====== DATA FOR THE TASK

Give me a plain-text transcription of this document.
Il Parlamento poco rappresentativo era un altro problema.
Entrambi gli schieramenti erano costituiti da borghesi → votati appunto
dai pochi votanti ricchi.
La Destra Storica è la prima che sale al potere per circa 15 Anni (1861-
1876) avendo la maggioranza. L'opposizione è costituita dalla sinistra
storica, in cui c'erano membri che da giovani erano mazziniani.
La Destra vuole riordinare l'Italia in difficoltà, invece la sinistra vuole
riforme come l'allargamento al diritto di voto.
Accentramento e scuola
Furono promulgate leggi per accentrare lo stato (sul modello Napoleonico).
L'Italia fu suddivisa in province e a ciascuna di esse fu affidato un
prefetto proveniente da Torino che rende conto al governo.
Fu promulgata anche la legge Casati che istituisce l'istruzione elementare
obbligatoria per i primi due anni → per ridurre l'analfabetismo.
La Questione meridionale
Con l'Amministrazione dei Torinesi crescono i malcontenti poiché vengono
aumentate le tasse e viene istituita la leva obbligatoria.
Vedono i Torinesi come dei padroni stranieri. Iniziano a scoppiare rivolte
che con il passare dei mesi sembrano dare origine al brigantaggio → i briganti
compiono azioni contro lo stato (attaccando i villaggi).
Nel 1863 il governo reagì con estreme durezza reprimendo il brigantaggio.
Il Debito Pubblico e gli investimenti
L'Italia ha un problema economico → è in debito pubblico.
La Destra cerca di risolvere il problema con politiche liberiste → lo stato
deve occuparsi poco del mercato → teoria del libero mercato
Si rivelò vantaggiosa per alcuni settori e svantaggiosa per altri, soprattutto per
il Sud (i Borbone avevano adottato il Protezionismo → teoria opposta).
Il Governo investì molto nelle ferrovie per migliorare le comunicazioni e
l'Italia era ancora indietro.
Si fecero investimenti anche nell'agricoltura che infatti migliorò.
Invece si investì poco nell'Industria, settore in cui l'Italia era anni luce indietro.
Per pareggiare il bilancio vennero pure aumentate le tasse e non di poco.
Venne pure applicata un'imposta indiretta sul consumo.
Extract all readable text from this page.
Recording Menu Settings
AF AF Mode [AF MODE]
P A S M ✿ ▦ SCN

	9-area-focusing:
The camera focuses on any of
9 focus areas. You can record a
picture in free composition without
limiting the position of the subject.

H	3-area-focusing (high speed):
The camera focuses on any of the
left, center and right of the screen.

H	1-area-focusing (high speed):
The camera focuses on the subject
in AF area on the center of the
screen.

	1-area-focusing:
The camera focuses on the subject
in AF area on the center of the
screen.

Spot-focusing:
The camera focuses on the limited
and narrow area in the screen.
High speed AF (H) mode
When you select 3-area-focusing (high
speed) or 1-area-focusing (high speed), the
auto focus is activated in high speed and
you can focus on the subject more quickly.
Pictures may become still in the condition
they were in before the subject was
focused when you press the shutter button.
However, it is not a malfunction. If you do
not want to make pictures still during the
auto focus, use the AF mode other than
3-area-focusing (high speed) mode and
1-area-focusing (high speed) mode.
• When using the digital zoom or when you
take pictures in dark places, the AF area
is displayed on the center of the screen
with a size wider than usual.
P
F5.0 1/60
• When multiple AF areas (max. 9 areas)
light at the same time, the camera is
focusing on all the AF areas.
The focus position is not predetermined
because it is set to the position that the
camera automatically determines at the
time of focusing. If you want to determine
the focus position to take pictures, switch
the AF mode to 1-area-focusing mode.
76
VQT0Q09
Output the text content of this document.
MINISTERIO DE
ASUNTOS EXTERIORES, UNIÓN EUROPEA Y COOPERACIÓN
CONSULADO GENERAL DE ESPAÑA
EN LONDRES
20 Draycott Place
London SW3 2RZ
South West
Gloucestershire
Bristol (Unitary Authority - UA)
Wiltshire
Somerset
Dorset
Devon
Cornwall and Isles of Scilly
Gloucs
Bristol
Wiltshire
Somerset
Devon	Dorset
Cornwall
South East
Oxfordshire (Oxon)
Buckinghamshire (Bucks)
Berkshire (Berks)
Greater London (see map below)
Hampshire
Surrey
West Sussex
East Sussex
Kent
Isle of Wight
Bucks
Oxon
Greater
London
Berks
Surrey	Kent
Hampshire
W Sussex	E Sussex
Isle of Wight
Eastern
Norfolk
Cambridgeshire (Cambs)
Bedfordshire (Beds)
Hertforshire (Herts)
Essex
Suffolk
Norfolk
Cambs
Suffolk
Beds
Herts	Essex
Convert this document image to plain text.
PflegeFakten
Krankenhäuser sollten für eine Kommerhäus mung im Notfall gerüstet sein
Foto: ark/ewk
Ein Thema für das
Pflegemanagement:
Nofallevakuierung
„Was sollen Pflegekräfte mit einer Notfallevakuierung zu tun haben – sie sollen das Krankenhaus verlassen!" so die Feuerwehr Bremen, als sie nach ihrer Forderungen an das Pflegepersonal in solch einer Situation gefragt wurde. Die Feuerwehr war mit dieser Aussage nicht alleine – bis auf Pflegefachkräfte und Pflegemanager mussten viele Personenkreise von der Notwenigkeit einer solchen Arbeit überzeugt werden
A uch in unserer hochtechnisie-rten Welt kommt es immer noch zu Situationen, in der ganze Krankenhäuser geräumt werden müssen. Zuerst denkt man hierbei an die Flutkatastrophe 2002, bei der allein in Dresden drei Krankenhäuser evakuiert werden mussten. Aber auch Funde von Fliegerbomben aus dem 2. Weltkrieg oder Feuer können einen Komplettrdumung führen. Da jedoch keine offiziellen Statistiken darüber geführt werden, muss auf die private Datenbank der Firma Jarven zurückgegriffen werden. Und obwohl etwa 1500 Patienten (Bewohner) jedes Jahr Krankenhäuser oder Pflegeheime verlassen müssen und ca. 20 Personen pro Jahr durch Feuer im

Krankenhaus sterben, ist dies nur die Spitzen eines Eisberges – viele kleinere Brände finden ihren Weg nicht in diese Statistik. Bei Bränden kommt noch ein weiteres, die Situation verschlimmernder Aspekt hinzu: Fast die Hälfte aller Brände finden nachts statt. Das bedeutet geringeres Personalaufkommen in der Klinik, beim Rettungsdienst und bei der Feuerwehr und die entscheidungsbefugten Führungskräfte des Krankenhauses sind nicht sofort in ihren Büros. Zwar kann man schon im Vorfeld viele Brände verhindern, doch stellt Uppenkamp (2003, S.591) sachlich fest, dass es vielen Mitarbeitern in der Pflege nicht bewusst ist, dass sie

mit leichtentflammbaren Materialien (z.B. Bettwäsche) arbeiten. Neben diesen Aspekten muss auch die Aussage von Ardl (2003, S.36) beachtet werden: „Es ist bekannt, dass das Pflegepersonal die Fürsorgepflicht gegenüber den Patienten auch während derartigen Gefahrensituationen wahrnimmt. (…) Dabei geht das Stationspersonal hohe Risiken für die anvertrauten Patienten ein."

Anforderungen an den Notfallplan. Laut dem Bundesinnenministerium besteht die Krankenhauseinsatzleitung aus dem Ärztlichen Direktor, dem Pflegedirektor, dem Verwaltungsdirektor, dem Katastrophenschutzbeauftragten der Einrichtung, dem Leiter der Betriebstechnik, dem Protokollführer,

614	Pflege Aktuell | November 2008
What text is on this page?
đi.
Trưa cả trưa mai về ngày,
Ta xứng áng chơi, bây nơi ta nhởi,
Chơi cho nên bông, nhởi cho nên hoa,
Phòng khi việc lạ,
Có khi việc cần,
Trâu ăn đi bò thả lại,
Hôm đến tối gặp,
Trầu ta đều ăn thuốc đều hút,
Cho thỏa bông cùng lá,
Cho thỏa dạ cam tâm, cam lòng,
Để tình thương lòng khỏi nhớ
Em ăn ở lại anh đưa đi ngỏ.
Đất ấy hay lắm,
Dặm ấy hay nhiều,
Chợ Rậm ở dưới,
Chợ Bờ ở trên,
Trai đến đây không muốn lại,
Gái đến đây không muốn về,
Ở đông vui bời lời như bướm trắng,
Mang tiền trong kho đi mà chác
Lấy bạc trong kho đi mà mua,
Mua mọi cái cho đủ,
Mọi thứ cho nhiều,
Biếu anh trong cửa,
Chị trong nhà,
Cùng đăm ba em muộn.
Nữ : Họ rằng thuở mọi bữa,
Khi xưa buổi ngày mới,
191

============

GOAL: Select from the material above each line in which the string "Destra" appears, and list those lines.

ANSWER TO THE EXERCISE:
La Destra Storica è la prima che sale al potere per circa 15 Anni (1861-
La Destra vuole riordinare l'Italia in difficoltà, invece la sinistra vuole
La Destra cerca di risolvere il problema con politiche liberiste → lo stato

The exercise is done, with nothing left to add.